'''

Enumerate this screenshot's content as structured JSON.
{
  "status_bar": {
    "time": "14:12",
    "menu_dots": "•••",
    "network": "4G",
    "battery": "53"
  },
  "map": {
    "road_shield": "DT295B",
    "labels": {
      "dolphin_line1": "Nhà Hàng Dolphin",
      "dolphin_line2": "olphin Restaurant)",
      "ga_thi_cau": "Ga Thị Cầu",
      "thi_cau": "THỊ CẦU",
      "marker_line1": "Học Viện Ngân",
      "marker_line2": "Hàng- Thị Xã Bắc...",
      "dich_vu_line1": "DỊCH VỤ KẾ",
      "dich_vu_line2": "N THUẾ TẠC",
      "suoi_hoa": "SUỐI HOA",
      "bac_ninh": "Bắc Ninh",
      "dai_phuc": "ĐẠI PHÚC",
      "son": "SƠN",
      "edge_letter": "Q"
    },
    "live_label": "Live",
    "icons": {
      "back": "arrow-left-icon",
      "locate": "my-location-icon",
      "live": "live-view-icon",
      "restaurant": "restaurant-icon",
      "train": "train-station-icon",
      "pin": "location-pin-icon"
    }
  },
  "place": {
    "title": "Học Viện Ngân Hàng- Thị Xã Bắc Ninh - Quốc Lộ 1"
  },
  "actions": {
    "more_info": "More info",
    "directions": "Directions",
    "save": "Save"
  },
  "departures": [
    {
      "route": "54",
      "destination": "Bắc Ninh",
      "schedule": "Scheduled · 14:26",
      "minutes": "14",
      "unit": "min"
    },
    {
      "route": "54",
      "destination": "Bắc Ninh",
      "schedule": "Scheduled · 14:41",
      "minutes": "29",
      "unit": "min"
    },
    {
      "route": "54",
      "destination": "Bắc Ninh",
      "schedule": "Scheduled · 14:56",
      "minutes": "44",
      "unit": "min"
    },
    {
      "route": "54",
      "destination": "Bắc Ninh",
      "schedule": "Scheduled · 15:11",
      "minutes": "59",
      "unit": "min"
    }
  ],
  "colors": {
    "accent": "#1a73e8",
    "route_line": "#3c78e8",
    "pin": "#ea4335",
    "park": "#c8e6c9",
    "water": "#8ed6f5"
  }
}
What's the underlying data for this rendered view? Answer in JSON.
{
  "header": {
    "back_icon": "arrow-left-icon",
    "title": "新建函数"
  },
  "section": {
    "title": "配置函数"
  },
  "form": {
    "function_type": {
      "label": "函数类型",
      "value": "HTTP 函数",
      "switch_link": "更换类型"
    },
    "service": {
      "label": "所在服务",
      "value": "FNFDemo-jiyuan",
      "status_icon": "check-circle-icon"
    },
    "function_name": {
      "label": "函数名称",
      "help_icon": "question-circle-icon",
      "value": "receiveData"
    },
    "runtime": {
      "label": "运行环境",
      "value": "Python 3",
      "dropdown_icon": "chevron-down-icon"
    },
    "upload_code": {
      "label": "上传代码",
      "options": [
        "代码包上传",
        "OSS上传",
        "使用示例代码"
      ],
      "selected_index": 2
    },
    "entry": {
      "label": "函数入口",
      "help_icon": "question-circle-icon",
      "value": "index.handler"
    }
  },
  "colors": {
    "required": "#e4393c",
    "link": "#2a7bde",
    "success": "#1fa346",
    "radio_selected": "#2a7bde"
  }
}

'''

Go back to the listing above and please repeat it exactly.

Enumerate this screenshot's content as structured JSON.
{
  "status_bar": {
    "time": "14:12",
    "menu_dots": "•••",
    "network": "4G",
    "battery": "53"
  },
  "map": {
    "road_shield": "DT295B",
    "labels": {
      "dolphin_line1": "Nhà Hàng Dolphin",
      "dolphin_line2": "olphin Restaurant)",
      "ga_thi_cau": "Ga Thị Cầu",
      "thi_cau": "THỊ CẦU",
      "marker_line1": "Học Viện Ngân",
      "marker_line2": "Hàng- Thị Xã Bắc...",
      "dich_vu_line1": "DỊCH VỤ KẾ",
      "dich_vu_line2": "N THUẾ TẠC",
      "suoi_hoa": "SUỐI HOA",
      "bac_ninh": "Bắc Ninh",
      "dai_phuc": "ĐẠI PHÚC",
      "son": "SƠN",
      "edge_letter": "Q"
    },
    "live_label": "Live",
    "icons": {
      "back": "arrow-left-icon",
      "locate": "my-location-icon",
      "live": "live-view-icon",
      "restaurant": "restaurant-icon",
      "train": "train-station-icon",
      "pin": "location-pin-icon"
    }
  },
  "place": {
    "title": "Học Viện Ngân Hàng- Thị Xã Bắc Ninh - Quốc Lộ 1"
  },
  "actions": {
    "more_info": "More info",
    "directions": "Directions",
    "save": "Save"
  },
  "departures": [
    {
      "route": "54",
      "destination": "Bắc Ninh",
      "schedule": "Scheduled · 14:26",
      "minutes": "14",
      "unit": "min"
    },
    {
      "route": "54",
      "destination": "Bắc Ninh",
      "schedule": "Scheduled · 14:41",
      "minutes": "29",
      "unit": "min"
    },
    {
      "route": "54",
      "destination": "Bắc Ninh",
      "schedule": "Scheduled · 14:56",
      "minutes": "44",
      "unit": "min"
    },
    {
      "route": "54",
      "destination": "Bắc Ninh",
      "schedule": "Scheduled · 15:11",
      "minutes": "59",
      "unit": "min"
    }
  ],
  "colors": {
    "accent": "#1a73e8",
    "route_line": "#3c78e8",
    "pin": "#ea4335",
    "park": "#c8e6c9",
    "water": "#8ed6f5"
  }
}
What's the underlying data for this rendered view? Answer in JSON.
{
  "header": {
    "back_icon": "arrow-left-icon",
    "title": "新建函数"
  },
  "section": {
    "title": "配置函数"
  },
  "form": {
    "function_type": {
      "label": "函数类型",
      "value": "HTTP 函数",
      "switch_link": "更换类型"
    },
    "service": {
      "label": "所在服务",
      "value": "FNFDemo-jiyuan",
      "status_icon": "check-circle-icon"
    },
    "function_name": {
      "label": "函数名称",
      "help_icon": "question-circle-icon",
      "value": "receiveData"
    },
    "runtime": {
      "label": "运行环境",
      "value": "Python 3",
      "dropdown_icon": "chevron-down-icon"
    },
    "upload_code": {
      "label": "上传代码",
      "options": [
        "代码包上传",
        "OSS上传",
        "使用示例代码"
      ],
      "selected_index": 2
    },
    "entry": {
      "label": "函数入口",
      "help_icon": "question-circle-icon",
      "value": "index.handler"
    }
  },
  "colors": {
    "required": "#e4393c",
    "link": "#2a7bde",
    "success": "#1fa346",
    "radio_selected": "#2a7bde"
  }
}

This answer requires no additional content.